(A run of records)
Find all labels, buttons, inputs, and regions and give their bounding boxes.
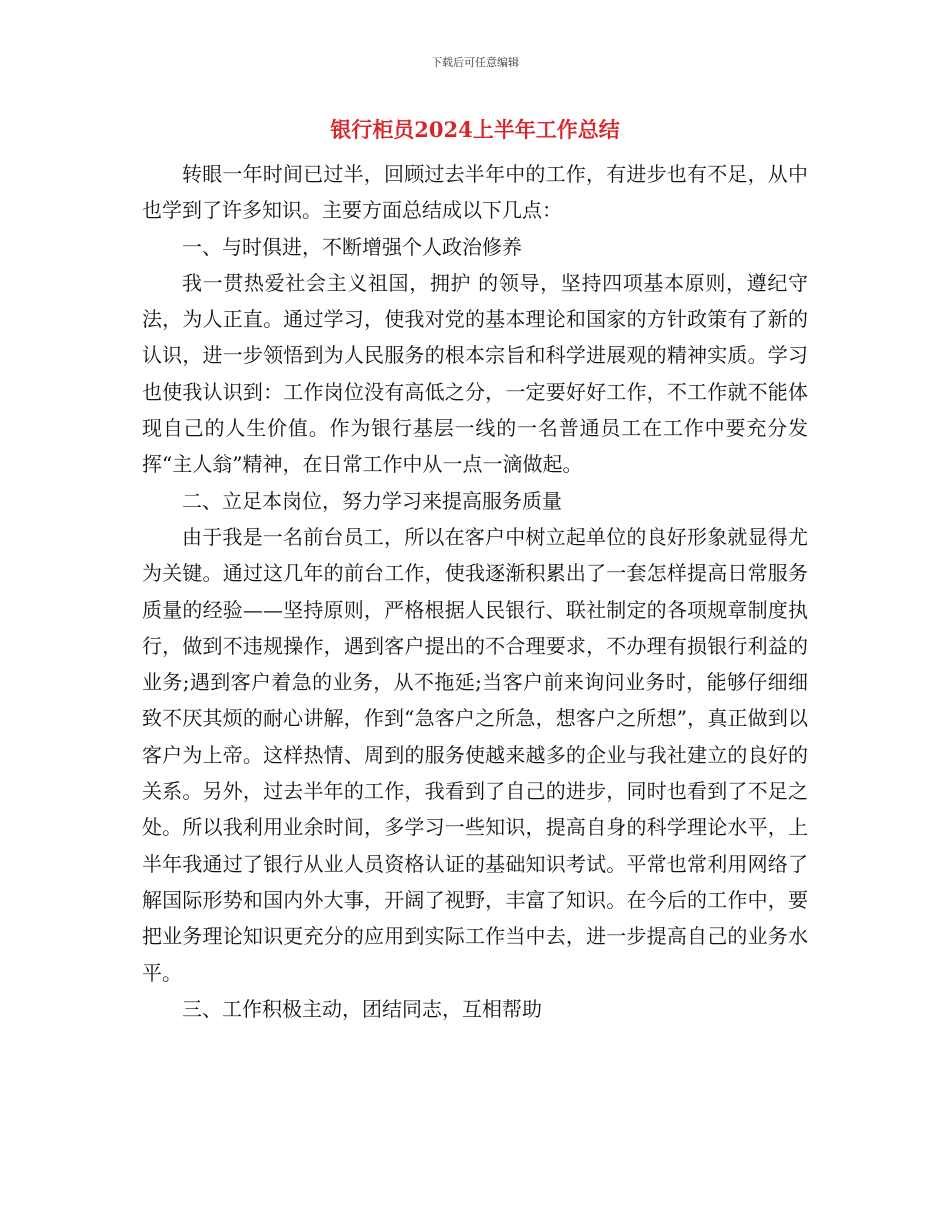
paragraph-section-2: 由于我是一名前台员工，所以在客户中树立起单位的良好形象就显得尤为关键。通过这几年的前台工作，使我逐渐积累出了一套怎样提高日常服务质量的经验——坚持原则，严格根据人民银行、联社制定的各项规章制度执行，做到不违规操作，遇到客户提出的不合理要求，不办理有损银行利益的业务;遇到客户着急的业务，从不拖延;当客户前来询问业务时，能够仔细细致不厌其烦的耐心讲解，作到“急客户之所急，想客户之所想”，真正做到以客户为上帝。这样热情、周到的服务使越来越多的企业与我社建立的良好的关系。另外，过去半年的工作，我看到了自己的进步，同时也看到了不足之处。所以我利用业余时间，多学习一些知识，提高自身的科学理论水平，上半年我通过了银行从业人员资格认证的基础知识考试。平常也常利用网络了解国际形势和国内外大事，开阔了视野，丰富了知识。在今后的工作中，要把业务理论知识更充分的应用到实际工作当中去，进一步提高自己的业务水平。 (142, 524, 808, 985)
document-body (142, 156, 808, 1027)
section-heading-2: 二、立足本岗位，努力学习来提高服务质量 (182, 488, 562, 513)
section-heading-3: 三、工作积极主动，团结同志，互相帮助 (182, 996, 542, 1021)
paragraph-section-1: 我一贯热爱社会主义祖国，拥护 的领导，坚持四项基本原则，遵纪守法，为人正直。通过学习，使我对党的基本理论和国家的方针政策有了新的认识，进一步领悟到为人民服务的根本宗旨和科学进展观的精神实质。学习也使我认识到：工作岗位没有高低之分，一定要好好工作，不工作就不能体现自己的人生价值。作为银行基层一线的一名普通员工在工作中要充分发挥“主人翁”精神，在日常工作中从一点一滴做起。 (142, 270, 808, 477)
section-heading-1: 一、与时俱进，不断增强个人政治修养 (182, 234, 522, 259)
paragraph-intro: 转眼一年时间已过半，回顾过去半年中的工作，有进步也有不足，从中也学到了许多知识。主要方面总结成以下几点： (142, 162, 808, 223)
header-note: 下载后可任意编辑 (431, 56, 519, 69)
document-title: 银行柜员2024上半年工作总结 (330, 117, 620, 142)
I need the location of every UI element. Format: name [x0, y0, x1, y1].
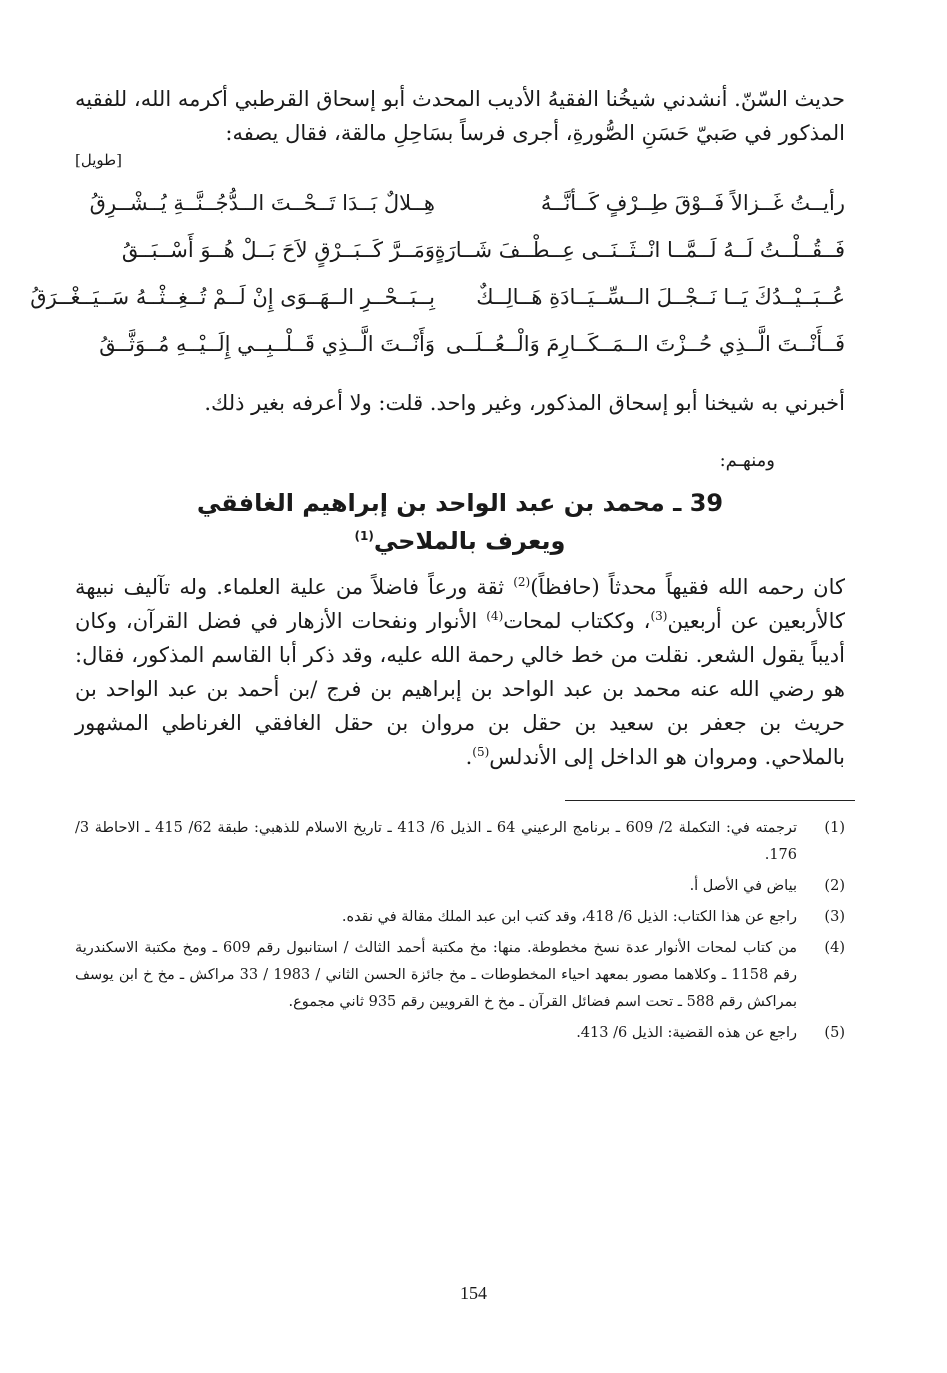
footnote-text: بياض في الأصل أ.: [689, 878, 797, 894]
poem: [30, 180, 845, 368]
verse-first-hemistich: عُــبَــيْــدُكَ يَــا نَــجْــلَ الــسِّــيَــادَةِ هَــالِــكٌ: [476, 285, 845, 309]
entry-title-line-1: 39 ـ محمد بن عبد الواحد بن إبراهيم الغافقي: [196, 489, 724, 517]
footnote-ref: (5): [472, 745, 490, 759]
footnote-number: (3): [824, 909, 845, 925]
footnote-ref: (1): [354, 529, 374, 543]
verse-first-hemistich: فَــقُــلْــتُ لَــهُ لَــمَّــا انْــثَــنَــى عِــطْــفَ شَــارَةٍ: [434, 238, 845, 262]
footnote-ref: (4): [486, 609, 504, 623]
footnote-item: [75, 935, 845, 1016]
poem-verse: [30, 274, 845, 321]
section-intro-label: ومنهـم:: [719, 450, 775, 471]
footnote-ref: (2): [513, 575, 531, 589]
footnote-text: من كتاب لمحات الأنوار عدة نسخ مخطوطة. منها: مخ مكتبة أحمد الثالث / استانبول رقم 609 ـ ومخ مكتبة الاسكندرية رقم 1158 ـ وكلاهما مصور بمعهد احياء المخطوطات ـ مخ جائزة الحسن الثاني / 1983 / 33 مراكش ـ مخ خ ابن يوسف بمراكش رقم 588 ـ تحت اسم فضائل القرآن ـ مخ خ القرويين رقم 935 ثاني مجموع.: [75, 940, 797, 1010]
footnote-item: [75, 1020, 845, 1047]
footnotes: [75, 815, 845, 1047]
meter-label: [طويل]: [75, 151, 122, 169]
body-text: .: [465, 745, 473, 769]
poem-source-paragraph: أخبرني به شيخنا أبو إسحاق المذكور، وغير واحد. قلت: ولا أعرفه بغير ذلك.: [204, 391, 845, 415]
footnote-item: [75, 904, 845, 931]
poem-verse: [75, 321, 845, 368]
entry-title-line-2: [75, 522, 845, 560]
intro-paragraph: حديث السّنّ. أنشدني شيخُنا الفقيهُ الأديب المحدث أبو إسحاق القرطبي أكرمه الله، للفقيه المذكور في صَبيّ حَسَنِ الصُّورةِ، أجرى فرساً بسَاحِلِ مالقة، فقال يصفه:: [75, 87, 845, 145]
footnote-item: [75, 815, 845, 869]
footnote-number: (1): [824, 820, 845, 836]
footnote-separator: [565, 800, 855, 801]
footnote-number: (5): [824, 1025, 845, 1041]
body-text: ثقة ورعاً فاضلاً من علية العلماء. وله تآليف نبيهة كالأربعين عن أربعين: [75, 575, 845, 633]
footnote-text: راجع عن هذه القضية: الذيل 6/ 413.: [576, 1025, 797, 1041]
footnote-number: (4): [824, 940, 845, 956]
footnote-text: راجع عن هذا الكتاب: الذيل 6/ 418، وقد كتب ابن عبد الملك مقالة في نقده.: [341, 909, 797, 925]
verse-second-hemistich: بِــبَــحْــرِ الــهَــوَى إِنْ لَــمْ تُــغِــثْــهُ سَــيَــغْــرَقُ: [30, 285, 435, 309]
verse-second-hemistich: وَأَنْــتَ الَّــذِي قَــلْــبِــي إِلَــيْــهِ مُــوَثَّــقُ: [99, 332, 435, 356]
verse-second-hemistich: وَمَــرَّ كَــبَــرْقٍ لاَحَ بَــلْ هُــوَ أَسْــبَــقُ: [121, 238, 435, 262]
verse-first-hemistich: فَــأَنْــتَ الَّــذِي حُــزْتَ الــمَــكَــارِمَ وَالْــعُــلَــى: [445, 332, 845, 356]
entry-title-text: ويعرف بالملاحي: [373, 527, 566, 555]
footnote-text: ترجمته في: التكملة 2/ 609 ـ برنامج الرعيني 64 ـ الذيل 6/ 413 ـ تاريخ الاسلام للذهبي: طبقة 62/ 415 ـ الاحاطة 3/ 176.: [75, 820, 797, 863]
verse-first-hemistich: رأيــتُ غَــزالاً فَــوْقَ طِــرْفٍ كَــأنَّــهُ: [540, 191, 845, 215]
entry-body-paragraph: [75, 570, 845, 774]
footnote-item: [75, 873, 845, 900]
book-page: [30, 82, 845, 1051]
footnote-number: (2): [824, 878, 845, 894]
verse-second-hemistich: هِــلالٌ بَــدَا تَــحْــتَ الــدُّجُــنَّــةِ يُــشْــرِقُ: [89, 191, 435, 215]
body-text: الأنوار ونفحات الأزهار في فضل القرآن، وكان أديباً يقول الشعر. نقلت من خط خالي رحمة الله عليه، وقد ذكر أبا القاسم المذكور، فقال: هو رضي الله عنه محمد بن عبد الواحد بن إبراهيم بن فرج /بن أحمد بن عبد الواحد بن حريث بن جعفر بن سعيد بن حقل بن مروان بن حقل الغافقي الغرناطي المشهور بالملاحي. ومروان هو الداخل إلى الأندلس: [75, 609, 845, 769]
poem-verse: [75, 227, 845, 274]
page-number: 154: [460, 1283, 487, 1303]
poem-verse: [75, 180, 845, 227]
footnote-ref: (3): [650, 609, 668, 623]
body-text: كان رحمه الله فقيهاً محدثاً (حافظاً): [530, 575, 845, 599]
entry-heading: [75, 484, 845, 560]
body-text: ، وككتاب لمحات: [503, 609, 651, 633]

▶ To do: Rename every "footnote-ref" in the listing to "footnote-marker", keep everything else unchanged, and leave the pictures out of your answer.

▶ Written response:
Find all labels, buttons, inputs, and regions and give their bounding boxes.
paragraph-section-2: 由于我是一名前台员工，所以在客户中树立起单位的良好形象就显得尤为关键。通过这几年的前台工作，使我逐渐积累出了一套怎样提高日常服务质量的经验——坚持原则，严格根据人民银行、联社制定的各项规章制度执行，做到不违规操作，遇到客户提出的不合理要求，不办理有损银行利益的业务;遇到客户着急的业务，从不拖延;当客户前来询问业务时，能够仔细细致不厌其烦的耐心讲解，作到“急客户之所急，想客户之所想”，真正做到以客户为上帝。这样热情、周到的服务使越来越多的企业与我社建立的良好的关系。另外，过去半年的工作，我看到了自己的进步，同时也看到了不足之处。所以我利用业余时间，多学习一些知识，提高自身的科学理论水平，上半年我通过了银行从业人员资格认证的基础知识考试。平常也常利用网络了解国际形势和国内外大事，开阔了视野，丰富了知识。在今后的工作中，要把业务理论知识更充分的应用到实际工作当中去，进一步提高自己的业务水平。 (142, 524, 808, 985)
document-body (142, 156, 808, 1027)
section-heading-2: 二、立足本岗位，努力学习来提高服务质量 (182, 488, 562, 513)
section-heading-3: 三、工作积极主动，团结同志，互相帮助 (182, 996, 542, 1021)
paragraph-section-1: 我一贯热爱社会主义祖国，拥护 的领导，坚持四项基本原则，遵纪守法，为人正直。通过学习，使我对党的基本理论和国家的方针政策有了新的认识，进一步领悟到为人民服务的根本宗旨和科学进展观的精神实质。学习也使我认识到：工作岗位没有高低之分，一定要好好工作，不工作就不能体现自己的人生价值。作为银行基层一线的一名普通员工在工作中要充分发挥“主人翁”精神，在日常工作中从一点一滴做起。 (142, 270, 808, 477)
section-heading-1: 一、与时俱进，不断增强个人政治修养 (182, 234, 522, 259)
paragraph-intro: 转眼一年时间已过半，回顾过去半年中的工作，有进步也有不足，从中也学到了许多知识。主要方面总结成以下几点： (142, 162, 808, 223)
header-note: 下载后可任意编辑 (431, 56, 519, 69)
document-title: 银行柜员2024上半年工作总结 (330, 117, 620, 142)
I need the location of every UI element. Format: name [x0, y0, x1, y1].
footnote-text: بياض في الأصل أ.: [689, 878, 797, 894]
poem: [30, 180, 845, 368]
verse-first-hemistich: عُــبَــيْــدُكَ يَــا نَــجْــلَ الــسِّــيَــادَةِ هَــالِــكٌ: [476, 285, 845, 309]
entry-title-line-1: 39 ـ محمد بن عبد الواحد بن إبراهيم الغافقي: [196, 489, 724, 517]
footnote-marker: (5): [472, 745, 490, 759]
footnote-number: (3): [824, 909, 845, 925]
footnote-marker: (1): [354, 529, 374, 543]
verse-first-hemistich: فَــقُــلْــتُ لَــهُ لَــمَّــا انْــثَــنَــى عِــطْــفَ شَــارَةٍ: [434, 238, 845, 262]
footnote-marker: (4): [486, 609, 504, 623]
footnote-item: [75, 935, 845, 1016]
poem-verse: [30, 274, 845, 321]
section-intro-label: ومنهـم:: [719, 450, 775, 471]
footnote-marker: (2): [513, 575, 531, 589]
footnote-text: من كتاب لمحات الأنوار عدة نسخ مخطوطة. منها: مخ مكتبة أحمد الثالث / استانبول رقم 609 ـ ومخ مكتبة الاسكندرية رقم 1158 ـ وكلاهما مصور بمعهد احياء المخطوطات ـ مخ جائزة الحسن الثاني / 1983 / 33 مراكش ـ مخ خ ابن يوسف بمراكش رقم 588 ـ تحت اسم فضائل القرآن ـ مخ خ القرويين رقم 935 ثاني مجموع.: [75, 940, 797, 1010]
footnote-item: [75, 1020, 845, 1047]
footnotes: [75, 815, 845, 1047]
meter-label: [طويل]: [75, 151, 122, 169]
body-text: .: [465, 745, 473, 769]
poem-source-paragraph: أخبرني به شيخنا أبو إسحاق المذكور، وغير واحد. قلت: ولا أعرفه بغير ذلك.: [204, 391, 845, 415]
footnote-item: [75, 904, 845, 931]
poem-verse: [75, 321, 845, 368]
entry-title-line-2: [75, 522, 845, 560]
intro-paragraph: حديث السّنّ. أنشدني شيخُنا الفقيهُ الأديب المحدث أبو إسحاق القرطبي أكرمه الله، للفقيه المذكور في صَبيّ حَسَنِ الصُّورةِ، أجرى فرساً بسَاحِلِ مالقة، فقال يصفه:: [75, 87, 845, 145]
footnote-item: [75, 815, 845, 869]
footnote-number: (1): [824, 820, 845, 836]
footnote-separator: [565, 800, 855, 801]
footnote-number: (5): [824, 1025, 845, 1041]
body-text: ثقة ورعاً فاضلاً من علية العلماء. وله تآليف نبيهة كالأربعين عن أربعين: [75, 575, 845, 633]
footnote-text: راجع عن هذه القضية: الذيل 6/ 413.: [576, 1025, 797, 1041]
footnote-number: (4): [824, 940, 845, 956]
footnote-text: راجع عن هذا الكتاب: الذيل 6/ 418، وقد كتب ابن عبد الملك مقالة في نقده.: [341, 909, 797, 925]
verse-second-hemistich: بِــبَــحْــرِ الــهَــوَى إِنْ لَــمْ تُــغِــثْــهُ سَــيَــغْــرَقُ: [30, 285, 435, 309]
verse-second-hemistich: وَأَنْــتَ الَّــذِي قَــلْــبِــي إِلَــيْــهِ مُــوَثَّــقُ: [99, 332, 435, 356]
verse-second-hemistich: وَمَــرَّ كَــبَــرْقٍ لاَحَ بَــلْ هُــوَ أَسْــبَــقُ: [121, 238, 435, 262]
verse-first-hemistich: فَــأَنْــتَ الَّــذِي حُــزْتَ الــمَــكَــارِمَ وَالْــعُــلَــى: [445, 332, 845, 356]
entry-title-text: ويعرف بالملاحي: [373, 527, 566, 555]
footnote-text: ترجمته في: التكملة 2/ 609 ـ برنامج الرعيني 64 ـ الذيل 6/ 413 ـ تاريخ الاسلام للذهبي: طبقة 62/ 415 ـ الاحاطة 3/ 176.: [75, 820, 797, 863]
verse-first-hemistich: رأيــتُ غَــزالاً فَــوْقَ طِــرْفٍ كَــأنَّــهُ: [540, 191, 845, 215]
entry-body-paragraph: [75, 570, 845, 774]
footnote-item: [75, 873, 845, 900]
book-page: [30, 82, 845, 1051]
footnote-number: (2): [824, 878, 845, 894]
verse-second-hemistich: هِــلالٌ بَــدَا تَــحْــتَ الــدُّجُــنَّــةِ يُــشْــرِقُ: [89, 191, 435, 215]
body-text: الأنوار ونفحات الأزهار في فضل القرآن، وكان أديباً يقول الشعر. نقلت من خط خالي رحمة الله عليه، وقد ذكر أبا القاسم المذكور، فقال: هو رضي الله عنه محمد بن عبد الواحد بن إبراهيم بن فرج /بن أحمد بن عبد الواحد بن حريث بن جعفر بن سعيد بن حقل بن مروان بن حقل الغافقي الغرناطي المشهور بالملاحي. ومروان هو الداخل إلى الأندلس: [75, 609, 845, 769]
poem-verse: [75, 227, 845, 274]
page-number: 154: [460, 1283, 487, 1303]
poem-verse: [75, 180, 845, 227]
footnote-marker: (3): [650, 609, 668, 623]
body-text: كان رحمه الله فقيهاً محدثاً (حافظاً): [530, 575, 845, 599]
entry-heading: [75, 484, 845, 560]
body-text: ، وككتاب لمحات: [503, 609, 651, 633]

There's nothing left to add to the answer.